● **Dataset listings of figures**
▼

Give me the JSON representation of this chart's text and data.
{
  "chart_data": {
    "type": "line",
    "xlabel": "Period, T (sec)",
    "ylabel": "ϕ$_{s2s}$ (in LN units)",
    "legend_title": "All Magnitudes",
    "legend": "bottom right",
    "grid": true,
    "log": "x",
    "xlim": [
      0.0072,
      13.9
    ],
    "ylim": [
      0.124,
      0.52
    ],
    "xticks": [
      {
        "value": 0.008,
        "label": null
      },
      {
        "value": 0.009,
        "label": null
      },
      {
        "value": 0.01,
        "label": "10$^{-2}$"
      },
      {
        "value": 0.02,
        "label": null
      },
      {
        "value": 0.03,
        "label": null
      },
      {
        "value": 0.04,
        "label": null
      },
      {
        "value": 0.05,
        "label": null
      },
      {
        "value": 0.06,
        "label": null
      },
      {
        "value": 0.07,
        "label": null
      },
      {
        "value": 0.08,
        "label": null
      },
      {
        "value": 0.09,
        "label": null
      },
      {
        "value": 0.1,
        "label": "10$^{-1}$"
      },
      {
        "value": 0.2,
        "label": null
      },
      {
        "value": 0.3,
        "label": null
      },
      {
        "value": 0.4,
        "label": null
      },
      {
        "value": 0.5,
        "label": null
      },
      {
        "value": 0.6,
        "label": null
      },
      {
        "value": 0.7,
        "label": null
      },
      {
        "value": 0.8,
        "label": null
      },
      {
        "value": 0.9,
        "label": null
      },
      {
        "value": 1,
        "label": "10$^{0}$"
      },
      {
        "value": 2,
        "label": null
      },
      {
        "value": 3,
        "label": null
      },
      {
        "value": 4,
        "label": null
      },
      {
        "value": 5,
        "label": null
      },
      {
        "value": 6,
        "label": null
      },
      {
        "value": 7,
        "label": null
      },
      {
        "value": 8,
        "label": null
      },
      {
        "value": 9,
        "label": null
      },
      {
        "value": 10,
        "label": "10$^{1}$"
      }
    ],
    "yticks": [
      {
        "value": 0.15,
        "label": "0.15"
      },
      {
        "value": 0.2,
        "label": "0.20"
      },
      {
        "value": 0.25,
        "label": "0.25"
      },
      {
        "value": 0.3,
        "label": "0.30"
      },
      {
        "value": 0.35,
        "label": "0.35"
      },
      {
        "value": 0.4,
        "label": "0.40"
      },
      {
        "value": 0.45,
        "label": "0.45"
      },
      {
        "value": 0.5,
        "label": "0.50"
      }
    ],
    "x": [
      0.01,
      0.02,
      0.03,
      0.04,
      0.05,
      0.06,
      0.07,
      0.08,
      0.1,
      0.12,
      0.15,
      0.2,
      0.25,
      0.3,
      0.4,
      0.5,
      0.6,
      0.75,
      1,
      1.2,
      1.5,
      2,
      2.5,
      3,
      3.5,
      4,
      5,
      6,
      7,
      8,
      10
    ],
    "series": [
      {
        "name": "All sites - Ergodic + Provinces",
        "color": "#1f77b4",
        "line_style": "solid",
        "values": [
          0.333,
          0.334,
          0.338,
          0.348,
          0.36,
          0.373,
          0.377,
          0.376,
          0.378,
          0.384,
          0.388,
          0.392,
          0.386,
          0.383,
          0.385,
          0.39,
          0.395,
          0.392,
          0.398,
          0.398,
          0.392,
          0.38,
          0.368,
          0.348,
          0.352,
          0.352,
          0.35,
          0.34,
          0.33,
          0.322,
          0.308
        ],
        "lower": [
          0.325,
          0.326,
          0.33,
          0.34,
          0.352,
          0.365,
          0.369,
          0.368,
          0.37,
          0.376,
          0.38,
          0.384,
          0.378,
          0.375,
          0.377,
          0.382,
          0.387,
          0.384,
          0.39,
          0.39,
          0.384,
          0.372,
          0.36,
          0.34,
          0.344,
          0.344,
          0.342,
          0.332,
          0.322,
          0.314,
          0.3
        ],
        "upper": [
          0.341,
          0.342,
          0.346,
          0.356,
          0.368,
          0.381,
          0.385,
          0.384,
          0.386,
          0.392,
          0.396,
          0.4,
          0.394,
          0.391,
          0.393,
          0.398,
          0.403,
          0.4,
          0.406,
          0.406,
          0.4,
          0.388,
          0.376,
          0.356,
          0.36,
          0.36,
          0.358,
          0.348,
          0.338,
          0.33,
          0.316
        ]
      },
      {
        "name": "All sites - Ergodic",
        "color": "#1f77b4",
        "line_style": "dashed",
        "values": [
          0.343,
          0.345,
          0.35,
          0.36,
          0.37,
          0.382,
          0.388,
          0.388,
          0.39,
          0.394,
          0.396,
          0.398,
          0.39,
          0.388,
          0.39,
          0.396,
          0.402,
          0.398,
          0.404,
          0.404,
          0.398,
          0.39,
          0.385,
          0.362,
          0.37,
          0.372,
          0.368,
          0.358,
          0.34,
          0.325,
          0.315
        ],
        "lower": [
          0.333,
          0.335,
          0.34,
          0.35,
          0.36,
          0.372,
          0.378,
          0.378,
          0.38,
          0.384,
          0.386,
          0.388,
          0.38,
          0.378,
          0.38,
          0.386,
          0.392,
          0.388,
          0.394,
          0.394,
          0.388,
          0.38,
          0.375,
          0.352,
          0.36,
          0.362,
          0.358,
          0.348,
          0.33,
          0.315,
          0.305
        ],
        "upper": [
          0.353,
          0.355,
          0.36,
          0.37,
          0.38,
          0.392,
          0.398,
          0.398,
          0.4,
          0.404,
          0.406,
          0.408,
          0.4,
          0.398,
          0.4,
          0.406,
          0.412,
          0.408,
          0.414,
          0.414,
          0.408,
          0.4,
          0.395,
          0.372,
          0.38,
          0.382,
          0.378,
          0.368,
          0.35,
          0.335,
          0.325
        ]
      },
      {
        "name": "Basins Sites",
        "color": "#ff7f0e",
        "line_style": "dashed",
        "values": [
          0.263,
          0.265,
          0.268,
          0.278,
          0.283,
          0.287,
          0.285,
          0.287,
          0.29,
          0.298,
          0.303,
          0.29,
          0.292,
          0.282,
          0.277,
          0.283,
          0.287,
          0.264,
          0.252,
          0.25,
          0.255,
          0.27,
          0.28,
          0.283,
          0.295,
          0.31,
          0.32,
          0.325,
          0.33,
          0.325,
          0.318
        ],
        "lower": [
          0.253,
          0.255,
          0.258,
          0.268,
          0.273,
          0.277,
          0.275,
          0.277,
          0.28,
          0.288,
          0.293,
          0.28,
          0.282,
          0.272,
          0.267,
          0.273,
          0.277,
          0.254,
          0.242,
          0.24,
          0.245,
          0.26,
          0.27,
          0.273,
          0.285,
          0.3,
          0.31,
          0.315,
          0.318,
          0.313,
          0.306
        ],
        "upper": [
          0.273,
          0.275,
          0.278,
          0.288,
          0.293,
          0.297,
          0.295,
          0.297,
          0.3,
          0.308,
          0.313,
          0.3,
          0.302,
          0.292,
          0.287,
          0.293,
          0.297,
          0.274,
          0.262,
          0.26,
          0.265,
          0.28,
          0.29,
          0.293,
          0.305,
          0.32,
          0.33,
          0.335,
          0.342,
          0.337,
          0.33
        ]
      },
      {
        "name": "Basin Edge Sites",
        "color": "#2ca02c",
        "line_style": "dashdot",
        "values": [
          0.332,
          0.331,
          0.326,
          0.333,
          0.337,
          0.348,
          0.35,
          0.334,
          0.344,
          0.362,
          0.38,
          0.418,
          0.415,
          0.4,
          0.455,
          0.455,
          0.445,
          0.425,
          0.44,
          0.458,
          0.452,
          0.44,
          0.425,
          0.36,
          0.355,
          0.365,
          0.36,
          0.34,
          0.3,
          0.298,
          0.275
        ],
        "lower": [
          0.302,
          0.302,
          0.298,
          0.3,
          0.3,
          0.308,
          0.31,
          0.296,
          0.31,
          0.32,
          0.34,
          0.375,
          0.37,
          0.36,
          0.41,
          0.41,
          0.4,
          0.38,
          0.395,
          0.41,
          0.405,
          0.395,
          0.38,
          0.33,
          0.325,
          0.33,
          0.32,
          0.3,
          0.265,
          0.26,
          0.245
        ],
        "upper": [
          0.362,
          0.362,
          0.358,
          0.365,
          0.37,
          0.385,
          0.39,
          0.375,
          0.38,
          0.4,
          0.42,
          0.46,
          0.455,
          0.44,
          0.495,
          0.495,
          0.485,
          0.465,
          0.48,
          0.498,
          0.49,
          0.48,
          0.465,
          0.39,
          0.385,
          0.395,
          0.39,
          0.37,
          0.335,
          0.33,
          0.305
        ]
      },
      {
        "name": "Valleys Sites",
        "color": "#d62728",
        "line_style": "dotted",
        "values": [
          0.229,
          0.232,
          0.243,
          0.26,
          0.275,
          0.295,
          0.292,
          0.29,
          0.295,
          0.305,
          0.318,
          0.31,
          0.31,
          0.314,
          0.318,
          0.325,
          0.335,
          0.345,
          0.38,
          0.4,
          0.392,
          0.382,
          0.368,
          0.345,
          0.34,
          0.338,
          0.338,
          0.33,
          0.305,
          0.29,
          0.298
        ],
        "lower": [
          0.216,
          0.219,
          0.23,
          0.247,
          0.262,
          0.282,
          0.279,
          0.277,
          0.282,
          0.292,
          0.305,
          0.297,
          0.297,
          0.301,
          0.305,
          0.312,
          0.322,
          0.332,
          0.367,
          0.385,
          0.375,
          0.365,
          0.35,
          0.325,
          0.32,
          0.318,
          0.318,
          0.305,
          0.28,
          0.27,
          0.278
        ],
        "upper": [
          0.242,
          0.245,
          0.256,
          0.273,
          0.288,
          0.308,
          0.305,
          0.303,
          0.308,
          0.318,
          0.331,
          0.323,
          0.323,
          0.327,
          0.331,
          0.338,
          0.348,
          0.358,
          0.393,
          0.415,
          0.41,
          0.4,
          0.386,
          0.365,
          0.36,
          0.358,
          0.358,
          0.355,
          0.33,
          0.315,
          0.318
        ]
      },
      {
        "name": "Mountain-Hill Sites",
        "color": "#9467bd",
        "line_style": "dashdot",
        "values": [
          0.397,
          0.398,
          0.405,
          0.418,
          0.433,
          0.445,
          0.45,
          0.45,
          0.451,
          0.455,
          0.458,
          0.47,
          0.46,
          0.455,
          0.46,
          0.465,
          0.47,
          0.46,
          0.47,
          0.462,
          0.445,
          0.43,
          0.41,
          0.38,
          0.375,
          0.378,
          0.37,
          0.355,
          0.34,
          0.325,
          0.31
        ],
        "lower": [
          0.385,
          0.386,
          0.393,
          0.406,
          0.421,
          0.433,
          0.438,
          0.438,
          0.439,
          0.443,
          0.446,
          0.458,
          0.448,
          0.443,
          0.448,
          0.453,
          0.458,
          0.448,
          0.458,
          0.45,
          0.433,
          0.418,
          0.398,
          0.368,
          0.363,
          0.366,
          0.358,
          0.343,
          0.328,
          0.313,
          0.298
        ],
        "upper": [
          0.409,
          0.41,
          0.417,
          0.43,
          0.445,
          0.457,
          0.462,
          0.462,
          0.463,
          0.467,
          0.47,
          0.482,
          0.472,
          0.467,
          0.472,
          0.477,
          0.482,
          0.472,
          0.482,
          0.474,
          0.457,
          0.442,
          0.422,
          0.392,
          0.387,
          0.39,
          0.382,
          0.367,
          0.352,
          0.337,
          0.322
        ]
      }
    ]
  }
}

▲

● **Instruction**
Locate the lines above that hold the word "Ergodic". Show every one of them.

● **Finished exercise**
        "name": "All sites - Ergodic + Provinces",
        "name": "All sites - Ergodic",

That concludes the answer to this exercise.